THE DATA ::
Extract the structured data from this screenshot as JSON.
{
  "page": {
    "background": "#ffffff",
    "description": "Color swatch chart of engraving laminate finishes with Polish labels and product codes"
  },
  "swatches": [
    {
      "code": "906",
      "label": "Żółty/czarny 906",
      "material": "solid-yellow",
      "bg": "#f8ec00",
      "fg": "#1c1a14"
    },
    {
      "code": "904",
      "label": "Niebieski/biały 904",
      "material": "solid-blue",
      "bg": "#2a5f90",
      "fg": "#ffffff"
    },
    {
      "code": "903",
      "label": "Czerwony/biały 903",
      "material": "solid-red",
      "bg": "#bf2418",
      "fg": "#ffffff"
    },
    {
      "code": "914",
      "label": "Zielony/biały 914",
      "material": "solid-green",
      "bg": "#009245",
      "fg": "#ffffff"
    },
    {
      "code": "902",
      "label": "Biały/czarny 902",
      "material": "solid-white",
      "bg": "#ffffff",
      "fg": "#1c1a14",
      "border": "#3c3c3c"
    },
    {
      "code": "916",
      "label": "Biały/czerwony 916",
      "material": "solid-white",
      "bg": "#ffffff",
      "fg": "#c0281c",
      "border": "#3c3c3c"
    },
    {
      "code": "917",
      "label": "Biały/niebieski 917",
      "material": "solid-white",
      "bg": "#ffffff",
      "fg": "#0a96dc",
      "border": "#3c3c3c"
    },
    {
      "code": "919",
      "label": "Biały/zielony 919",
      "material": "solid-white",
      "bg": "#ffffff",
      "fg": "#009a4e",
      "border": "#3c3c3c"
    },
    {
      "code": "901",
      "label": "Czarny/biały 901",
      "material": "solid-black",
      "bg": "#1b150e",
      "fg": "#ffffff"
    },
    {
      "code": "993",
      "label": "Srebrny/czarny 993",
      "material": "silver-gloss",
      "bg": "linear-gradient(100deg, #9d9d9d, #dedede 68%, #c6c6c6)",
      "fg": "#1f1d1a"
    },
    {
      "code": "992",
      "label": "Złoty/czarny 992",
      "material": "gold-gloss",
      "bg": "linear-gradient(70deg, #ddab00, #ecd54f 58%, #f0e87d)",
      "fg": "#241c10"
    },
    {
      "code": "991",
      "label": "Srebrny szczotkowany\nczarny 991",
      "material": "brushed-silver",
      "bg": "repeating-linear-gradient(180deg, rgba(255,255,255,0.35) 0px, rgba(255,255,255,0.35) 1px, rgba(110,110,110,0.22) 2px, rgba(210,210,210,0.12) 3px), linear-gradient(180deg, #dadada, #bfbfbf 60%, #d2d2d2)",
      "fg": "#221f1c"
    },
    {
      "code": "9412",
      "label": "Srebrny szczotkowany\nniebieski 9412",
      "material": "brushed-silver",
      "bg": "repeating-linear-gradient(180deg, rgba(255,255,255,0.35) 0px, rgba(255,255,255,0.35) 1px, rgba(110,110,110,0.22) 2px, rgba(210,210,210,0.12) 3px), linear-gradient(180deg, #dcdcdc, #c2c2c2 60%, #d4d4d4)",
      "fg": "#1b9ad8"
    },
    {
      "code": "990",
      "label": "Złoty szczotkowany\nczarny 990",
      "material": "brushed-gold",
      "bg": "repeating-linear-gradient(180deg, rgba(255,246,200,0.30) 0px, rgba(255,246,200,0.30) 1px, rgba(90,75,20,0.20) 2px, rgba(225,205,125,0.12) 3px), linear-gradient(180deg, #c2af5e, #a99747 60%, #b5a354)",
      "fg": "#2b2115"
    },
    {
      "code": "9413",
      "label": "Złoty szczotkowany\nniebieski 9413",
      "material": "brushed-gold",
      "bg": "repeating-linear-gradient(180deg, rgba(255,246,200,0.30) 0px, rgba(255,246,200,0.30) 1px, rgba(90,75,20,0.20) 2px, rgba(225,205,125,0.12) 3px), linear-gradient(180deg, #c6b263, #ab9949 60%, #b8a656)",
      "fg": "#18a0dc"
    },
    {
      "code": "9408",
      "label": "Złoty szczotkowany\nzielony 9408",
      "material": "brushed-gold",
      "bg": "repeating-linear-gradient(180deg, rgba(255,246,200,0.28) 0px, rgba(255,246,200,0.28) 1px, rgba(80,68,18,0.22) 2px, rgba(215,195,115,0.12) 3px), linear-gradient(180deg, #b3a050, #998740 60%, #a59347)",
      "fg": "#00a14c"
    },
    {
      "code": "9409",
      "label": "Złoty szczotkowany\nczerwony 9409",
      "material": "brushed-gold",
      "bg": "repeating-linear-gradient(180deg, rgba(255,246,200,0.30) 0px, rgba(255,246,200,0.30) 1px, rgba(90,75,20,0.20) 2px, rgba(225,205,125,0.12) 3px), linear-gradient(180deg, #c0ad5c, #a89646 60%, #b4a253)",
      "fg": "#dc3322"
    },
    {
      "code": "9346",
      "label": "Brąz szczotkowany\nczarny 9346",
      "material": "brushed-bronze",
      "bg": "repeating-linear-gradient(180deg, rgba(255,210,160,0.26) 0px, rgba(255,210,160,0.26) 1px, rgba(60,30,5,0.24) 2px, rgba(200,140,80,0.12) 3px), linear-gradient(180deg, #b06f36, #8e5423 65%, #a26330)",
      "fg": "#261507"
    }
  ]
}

WHAT IS REQUIRED :: Return a copy of every line that includes the word "gloss".

RESULT ::
      "material": "silver-gloss",
      "material": "gold-gloss",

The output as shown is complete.